**Stored records**
+++++
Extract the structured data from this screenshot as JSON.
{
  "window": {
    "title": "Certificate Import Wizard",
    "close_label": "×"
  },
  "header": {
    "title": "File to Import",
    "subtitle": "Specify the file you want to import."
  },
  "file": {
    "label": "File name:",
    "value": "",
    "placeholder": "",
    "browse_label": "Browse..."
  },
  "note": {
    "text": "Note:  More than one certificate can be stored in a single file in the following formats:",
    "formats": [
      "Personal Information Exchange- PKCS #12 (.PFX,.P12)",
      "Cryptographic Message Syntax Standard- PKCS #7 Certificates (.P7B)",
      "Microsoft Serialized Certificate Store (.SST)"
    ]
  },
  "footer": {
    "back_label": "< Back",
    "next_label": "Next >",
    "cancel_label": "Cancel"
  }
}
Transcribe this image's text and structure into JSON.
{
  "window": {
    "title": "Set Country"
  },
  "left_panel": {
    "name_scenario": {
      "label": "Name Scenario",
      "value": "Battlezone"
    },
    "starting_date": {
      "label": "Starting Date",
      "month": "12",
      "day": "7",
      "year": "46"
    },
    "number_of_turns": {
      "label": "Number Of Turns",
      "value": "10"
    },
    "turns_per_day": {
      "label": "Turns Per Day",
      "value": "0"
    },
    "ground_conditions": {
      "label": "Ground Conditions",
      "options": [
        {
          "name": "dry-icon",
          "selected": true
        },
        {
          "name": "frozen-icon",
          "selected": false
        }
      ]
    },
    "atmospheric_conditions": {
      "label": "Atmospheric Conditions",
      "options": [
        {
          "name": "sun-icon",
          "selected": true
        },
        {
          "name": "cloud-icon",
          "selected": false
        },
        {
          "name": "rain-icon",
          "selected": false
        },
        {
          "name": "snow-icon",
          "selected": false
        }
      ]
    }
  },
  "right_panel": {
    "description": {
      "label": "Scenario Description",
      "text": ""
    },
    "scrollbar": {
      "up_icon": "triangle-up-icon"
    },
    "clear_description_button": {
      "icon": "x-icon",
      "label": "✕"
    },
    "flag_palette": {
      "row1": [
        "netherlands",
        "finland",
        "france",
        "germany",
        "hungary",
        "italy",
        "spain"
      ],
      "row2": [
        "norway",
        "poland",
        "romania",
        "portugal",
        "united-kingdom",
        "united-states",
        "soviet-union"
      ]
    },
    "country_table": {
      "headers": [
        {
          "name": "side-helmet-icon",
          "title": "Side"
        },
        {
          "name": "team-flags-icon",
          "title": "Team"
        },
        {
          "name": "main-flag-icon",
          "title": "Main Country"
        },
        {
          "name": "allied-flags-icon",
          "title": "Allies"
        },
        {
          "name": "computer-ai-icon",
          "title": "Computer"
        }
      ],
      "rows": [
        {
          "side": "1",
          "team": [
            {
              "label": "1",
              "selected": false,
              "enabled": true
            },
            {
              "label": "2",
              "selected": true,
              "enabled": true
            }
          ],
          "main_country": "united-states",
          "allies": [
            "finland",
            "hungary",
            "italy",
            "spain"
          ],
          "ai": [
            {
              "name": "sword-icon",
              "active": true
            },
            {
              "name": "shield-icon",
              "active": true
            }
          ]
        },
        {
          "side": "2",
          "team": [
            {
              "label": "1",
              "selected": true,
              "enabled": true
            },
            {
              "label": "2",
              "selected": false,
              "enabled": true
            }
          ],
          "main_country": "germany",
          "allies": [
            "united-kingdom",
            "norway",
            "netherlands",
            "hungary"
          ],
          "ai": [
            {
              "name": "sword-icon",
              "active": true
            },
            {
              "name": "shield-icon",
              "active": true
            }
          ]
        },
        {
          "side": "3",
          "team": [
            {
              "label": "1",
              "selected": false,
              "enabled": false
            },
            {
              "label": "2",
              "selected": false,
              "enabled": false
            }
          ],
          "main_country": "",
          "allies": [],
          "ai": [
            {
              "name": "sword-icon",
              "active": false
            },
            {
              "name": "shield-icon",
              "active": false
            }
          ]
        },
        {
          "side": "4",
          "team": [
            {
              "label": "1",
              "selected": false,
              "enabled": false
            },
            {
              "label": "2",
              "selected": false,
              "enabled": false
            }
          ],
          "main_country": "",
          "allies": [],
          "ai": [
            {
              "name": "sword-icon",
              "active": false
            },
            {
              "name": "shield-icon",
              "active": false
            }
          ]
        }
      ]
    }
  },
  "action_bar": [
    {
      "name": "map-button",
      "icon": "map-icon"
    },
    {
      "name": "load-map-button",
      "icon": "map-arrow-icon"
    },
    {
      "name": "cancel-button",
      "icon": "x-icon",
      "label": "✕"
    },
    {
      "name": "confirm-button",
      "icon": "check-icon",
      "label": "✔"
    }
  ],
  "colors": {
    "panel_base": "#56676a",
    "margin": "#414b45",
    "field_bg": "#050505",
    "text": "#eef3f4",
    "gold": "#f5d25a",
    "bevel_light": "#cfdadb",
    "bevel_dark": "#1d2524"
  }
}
+++++
**Given instruction**
Repeat all of the entries exactly.

**Correct result**
Extract the structured data from this screenshot as JSON.
{
  "window": {
    "title": "Certificate Import Wizard",
    "close_label": "×"
  },
  "header": {
    "title": "File to Import",
    "subtitle": "Specify the file you want to import."
  },
  "file": {
    "label": "File name:",
    "value": "",
    "placeholder": "",
    "browse_label": "Browse..."
  },
  "note": {
    "text": "Note:  More than one certificate can be stored in a single file in the following formats:",
    "formats": [
      "Personal Information Exchange- PKCS #12 (.PFX,.P12)",
      "Cryptographic Message Syntax Standard- PKCS #7 Certificates (.P7B)",
      "Microsoft Serialized Certificate Store (.SST)"
    ]
  },
  "footer": {
    "back_label": "< Back",
    "next_label": "Next >",
    "cancel_label": "Cancel"
  }
}
Transcribe this image's text and structure into JSON.
{
  "window": {
    "title": "Set Country"
  },
  "left_panel": {
    "name_scenario": {
      "label": "Name Scenario",
      "value": "Battlezone"
    },
    "starting_date": {
      "label": "Starting Date",
      "month": "12",
      "day": "7",
      "year": "46"
    },
    "number_of_turns": {
      "label": "Number Of Turns",
      "value": "10"
    },
    "turns_per_day": {
      "label": "Turns Per Day",
      "value": "0"
    },
    "ground_conditions": {
      "label": "Ground Conditions",
      "options": [
        {
          "name": "dry-icon",
          "selected": true
        },
        {
          "name": "frozen-icon",
          "selected": false
        }
      ]
    },
    "atmospheric_conditions": {
      "label": "Atmospheric Conditions",
      "options": [
        {
          "name": "sun-icon",
          "selected": true
        },
        {
          "name": "cloud-icon",
          "selected": false
        },
        {
          "name": "rain-icon",
          "selected": false
        },
        {
          "name": "snow-icon",
          "selected": false
        }
      ]
    }
  },
  "right_panel": {
    "description": {
      "label": "Scenario Description",
      "text": ""
    },
    "scrollbar": {
      "up_icon": "triangle-up-icon"
    },
    "clear_description_button": {
      "icon": "x-icon",
      "label": "✕"
    },
    "flag_palette": {
      "row1": [
        "netherlands",
        "finland",
        "france",
        "germany",
        "hungary",
        "italy",
        "spain"
      ],
      "row2": [
        "norway",
        "poland",
        "romania",
        "portugal",
        "united-kingdom",
        "united-states",
        "soviet-union"
      ]
    },
    "country_table": {
      "headers": [
        {
          "name": "side-helmet-icon",
          "title": "Side"
        },
        {
          "name": "team-flags-icon",
          "title": "Team"
        },
        {
          "name": "main-flag-icon",
          "title": "Main Country"
        },
        {
          "name": "allied-flags-icon",
          "title": "Allies"
        },
        {
          "name": "computer-ai-icon",
          "title": "Computer"
        }
      ],
      "rows": [
        {
          "side": "1",
          "team": [
            {
              "label": "1",
              "selected": false,
              "enabled": true
            },
            {
              "label": "2",
              "selected": true,
              "enabled": true
            }
          ],
          "main_country": "united-states",
          "allies": [
            "finland",
            "hungary",
            "italy",
            "spain"
          ],
          "ai": [
            {
              "name": "sword-icon",
              "active": true
            },
            {
              "name": "shield-icon",
              "active": true
            }
          ]
        },
        {
          "side": "2",
          "team": [
            {
              "label": "1",
              "selected": true,
              "enabled": true
            },
            {
              "label": "2",
              "selected": false,
              "enabled": true
            }
          ],
          "main_country": "germany",
          "allies": [
            "united-kingdom",
            "norway",
            "netherlands",
            "hungary"
          ],
          "ai": [
            {
              "name": "sword-icon",
              "active": true
            },
            {
              "name": "shield-icon",
              "active": true
            }
          ]
        },
        {
          "side": "3",
          "team": [
            {
              "label": "1",
              "selected": false,
              "enabled": false
            },
            {
              "label": "2",
              "selected": false,
              "enabled": false
            }
          ],
          "main_country": "",
          "allies": [],
          "ai": [
            {
              "name": "sword-icon",
              "active": false
            },
            {
              "name": "shield-icon",
              "active": false
            }
          ]
        },
        {
          "side": "4",
          "team": [
            {
              "label": "1",
              "selected": false,
              "enabled": false
            },
            {
              "label": "2",
              "selected": false,
              "enabled": false
            }
          ],
          "main_country": "",
          "allies": [],
          "ai": [
            {
              "name": "sword-icon",
              "active": false
            },
            {
              "name": "shield-icon",
              "active": false
            }
          ]
        }
      ]
    }
  },
  "action_bar": [
    {
      "name": "map-button",
      "icon": "map-icon"
    },
    {
      "name": "load-map-button",
      "icon": "map-arrow-icon"
    },
    {
      "name": "cancel-button",
      "icon": "x-icon",
      "label": "✕"
    },
    {
      "name": "confirm-button",
      "icon": "check-icon",
      "label": "✔"
    }
  ],
  "colors": {
    "panel_base": "#56676a",
    "margin": "#414b45",
    "field_bg": "#050505",
    "text": "#eef3f4",
    "gold": "#f5d25a",
    "bevel_light": "#cfdadb",
    "bevel_dark": "#1d2524"
  }
}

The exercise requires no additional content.